Copy each record exactly as it reads, leaving out any pictures it holds.

********

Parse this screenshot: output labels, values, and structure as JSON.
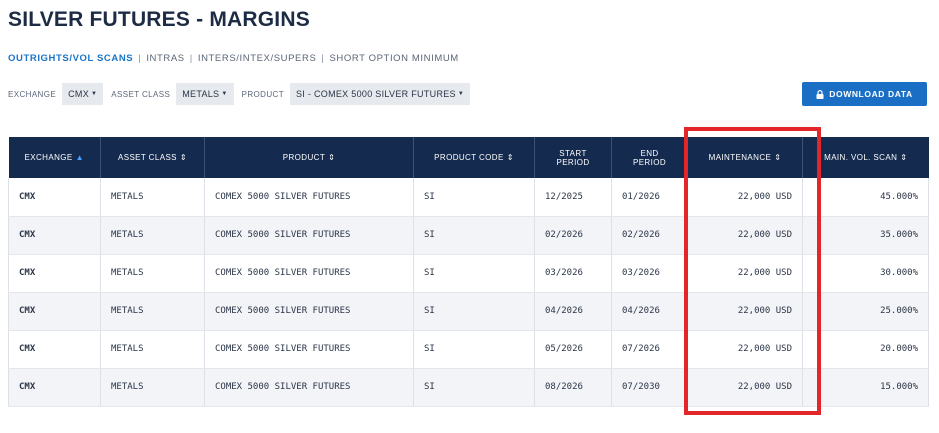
{
  "page": {
    "title": "SILVER FUTURES - MARGINS"
  },
  "subnav": {
    "items": [
      "OUTRIGHTS/VOL SCANS",
      "INTRAS",
      "INTERS/INTEX/SUPERS",
      "SHORT OPTION MINIMUM"
    ],
    "separator": "|",
    "active_index": 0
  },
  "filters": {
    "exchange": {
      "label": "EXCHANGE",
      "value": "CMX"
    },
    "asset_class": {
      "label": "ASSET CLASS",
      "value": "METALS"
    },
    "product": {
      "label": "PRODUCT",
      "value": "SI - COMEX 5000 SILVER FUTURES"
    }
  },
  "download": {
    "label": "DOWNLOAD DATA",
    "icon": "lock-icon"
  },
  "table": {
    "headers": {
      "exchange": "EXCHANGE",
      "asset_class": "ASSET CLASS",
      "product": "PRODUCT",
      "product_code": "PRODUCT CODE",
      "start_period_1": "START",
      "start_period_2": "PERIOD",
      "end_period_1": "END",
      "end_period_2": "PERIOD",
      "maintenance": "MAINTENANCE",
      "main_vol_scan": "MAIN. VOL. SCAN"
    },
    "sort_column": "exchange",
    "rows": [
      {
        "exchange": "CMX",
        "asset_class": "METALS",
        "product": "COMEX 5000 SILVER FUTURES",
        "product_code": "SI",
        "start": "12/2025",
        "end": "01/2026",
        "maintenance": "22,000 USD",
        "vol_scan": "45.000%"
      },
      {
        "exchange": "CMX",
        "asset_class": "METALS",
        "product": "COMEX 5000 SILVER FUTURES",
        "product_code": "SI",
        "start": "02/2026",
        "end": "02/2026",
        "maintenance": "22,000 USD",
        "vol_scan": "35.000%"
      },
      {
        "exchange": "CMX",
        "asset_class": "METALS",
        "product": "COMEX 5000 SILVER FUTURES",
        "product_code": "SI",
        "start": "03/2026",
        "end": "03/2026",
        "maintenance": "22,000 USD",
        "vol_scan": "30.000%"
      },
      {
        "exchange": "CMX",
        "asset_class": "METALS",
        "product": "COMEX 5000 SILVER FUTURES",
        "product_code": "SI",
        "start": "04/2026",
        "end": "04/2026",
        "maintenance": "22,000 USD",
        "vol_scan": "25.000%"
      },
      {
        "exchange": "CMX",
        "asset_class": "METALS",
        "product": "COMEX 5000 SILVER FUTURES",
        "product_code": "SI",
        "start": "05/2026",
        "end": "07/2026",
        "maintenance": "22,000 USD",
        "vol_scan": "20.000%"
      },
      {
        "exchange": "CMX",
        "asset_class": "METALS",
        "product": "COMEX 5000 SILVER FUTURES",
        "product_code": "SI",
        "start": "08/2026",
        "end": "07/2030",
        "maintenance": "22,000 USD",
        "vol_scan": "15.000%"
      }
    ]
  },
  "colors": {
    "header_bg": "#142a4e",
    "accent": "#1a6fc4",
    "active_link": "#1a74c8",
    "highlight": "#e3262a"
  }
}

********

REPLY –
Parse this screenshot: output labels, values, and structure as JSON.
{
  "page": {
    "title": "SILVER FUTURES - MARGINS"
  },
  "subnav": {
    "items": [
      "OUTRIGHTS/VOL SCANS",
      "INTRAS",
      "INTERS/INTEX/SUPERS",
      "SHORT OPTION MINIMUM"
    ],
    "separator": "|",
    "active_index": 0
  },
  "filters": {
    "exchange": {
      "label": "EXCHANGE",
      "value": "CMX"
    },
    "asset_class": {
      "label": "ASSET CLASS",
      "value": "METALS"
    },
    "product": {
      "label": "PRODUCT",
      "value": "SI - COMEX 5000 SILVER FUTURES"
    }
  },
  "download": {
    "label": "DOWNLOAD DATA",
    "icon": "lock-icon"
  },
  "table": {
    "headers": {
      "exchange": "EXCHANGE",
      "asset_class": "ASSET CLASS",
      "product": "PRODUCT",
      "product_code": "PRODUCT CODE",
      "start_period_1": "START",
      "start_period_2": "PERIOD",
      "end_period_1": "END",
      "end_period_2": "PERIOD",
      "maintenance": "MAINTENANCE",
      "main_vol_scan": "MAIN. VOL. SCAN"
    },
    "sort_column": "exchange",
    "rows": [
      {
        "exchange": "CMX",
        "asset_class": "METALS",
        "product": "COMEX 5000 SILVER FUTURES",
        "product_code": "SI",
        "start": "12/2025",
        "end": "01/2026",
        "maintenance": "22,000 USD",
        "vol_scan": "45.000%"
      },
      {
        "exchange": "CMX",
        "asset_class": "METALS",
        "product": "COMEX 5000 SILVER FUTURES",
        "product_code": "SI",
        "start": "02/2026",
        "end": "02/2026",
        "maintenance": "22,000 USD",
        "vol_scan": "35.000%"
      },
      {
        "exchange": "CMX",
        "asset_class": "METALS",
        "product": "COMEX 5000 SILVER FUTURES",
        "product_code": "SI",
        "start": "03/2026",
        "end": "03/2026",
        "maintenance": "22,000 USD",
        "vol_scan": "30.000%"
      },
      {
        "exchange": "CMX",
        "asset_class": "METALS",
        "product": "COMEX 5000 SILVER FUTURES",
        "product_code": "SI",
        "start": "04/2026",
        "end": "04/2026",
        "maintenance": "22,000 USD",
        "vol_scan": "25.000%"
      },
      {
        "exchange": "CMX",
        "asset_class": "METALS",
        "product": "COMEX 5000 SILVER FUTURES",
        "product_code": "SI",
        "start": "05/2026",
        "end": "07/2026",
        "maintenance": "22,000 USD",
        "vol_scan": "20.000%"
      },
      {
        "exchange": "CMX",
        "asset_class": "METALS",
        "product": "COMEX 5000 SILVER FUTURES",
        "product_code": "SI",
        "start": "08/2026",
        "end": "07/2030",
        "maintenance": "22,000 USD",
        "vol_scan": "15.000%"
      }
    ]
  },
  "colors": {
    "header_bg": "#142a4e",
    "accent": "#1a6fc4",
    "active_link": "#1a74c8",
    "highlight": "#e3262a"
  }
}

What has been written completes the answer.